- [Stated goal]:
Report the number of lines in the entries below that include the word "Section", and nothing else.

- [Data records]:
● ● ● ●
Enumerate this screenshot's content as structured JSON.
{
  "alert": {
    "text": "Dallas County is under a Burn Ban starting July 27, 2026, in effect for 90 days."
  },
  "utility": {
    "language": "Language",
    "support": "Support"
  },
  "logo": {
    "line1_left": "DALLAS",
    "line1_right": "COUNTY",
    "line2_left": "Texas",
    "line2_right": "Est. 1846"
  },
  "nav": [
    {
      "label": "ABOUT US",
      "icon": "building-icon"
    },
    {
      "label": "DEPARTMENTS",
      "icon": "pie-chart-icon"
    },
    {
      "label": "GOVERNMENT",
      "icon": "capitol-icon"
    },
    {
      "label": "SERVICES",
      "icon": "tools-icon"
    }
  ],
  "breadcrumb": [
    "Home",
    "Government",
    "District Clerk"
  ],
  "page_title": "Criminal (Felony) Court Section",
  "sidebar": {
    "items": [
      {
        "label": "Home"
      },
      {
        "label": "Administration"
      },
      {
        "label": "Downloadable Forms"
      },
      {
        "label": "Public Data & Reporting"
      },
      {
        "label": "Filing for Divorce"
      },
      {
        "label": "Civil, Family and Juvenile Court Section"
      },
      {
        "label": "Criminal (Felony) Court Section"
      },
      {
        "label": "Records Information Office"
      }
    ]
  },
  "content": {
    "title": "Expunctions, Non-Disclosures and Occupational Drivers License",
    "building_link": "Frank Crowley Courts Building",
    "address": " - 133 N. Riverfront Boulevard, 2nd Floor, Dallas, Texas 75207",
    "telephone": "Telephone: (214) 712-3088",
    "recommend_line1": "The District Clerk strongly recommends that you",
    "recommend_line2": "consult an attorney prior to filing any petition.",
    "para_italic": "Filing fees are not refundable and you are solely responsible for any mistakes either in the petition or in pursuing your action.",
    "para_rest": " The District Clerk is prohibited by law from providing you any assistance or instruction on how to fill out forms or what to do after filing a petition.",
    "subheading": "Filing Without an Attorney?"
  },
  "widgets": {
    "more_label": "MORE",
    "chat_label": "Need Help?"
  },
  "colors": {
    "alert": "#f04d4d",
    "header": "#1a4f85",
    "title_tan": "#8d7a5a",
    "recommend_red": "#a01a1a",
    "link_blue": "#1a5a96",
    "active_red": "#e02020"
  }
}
● ● ● ●
- [Completed exercise]:
3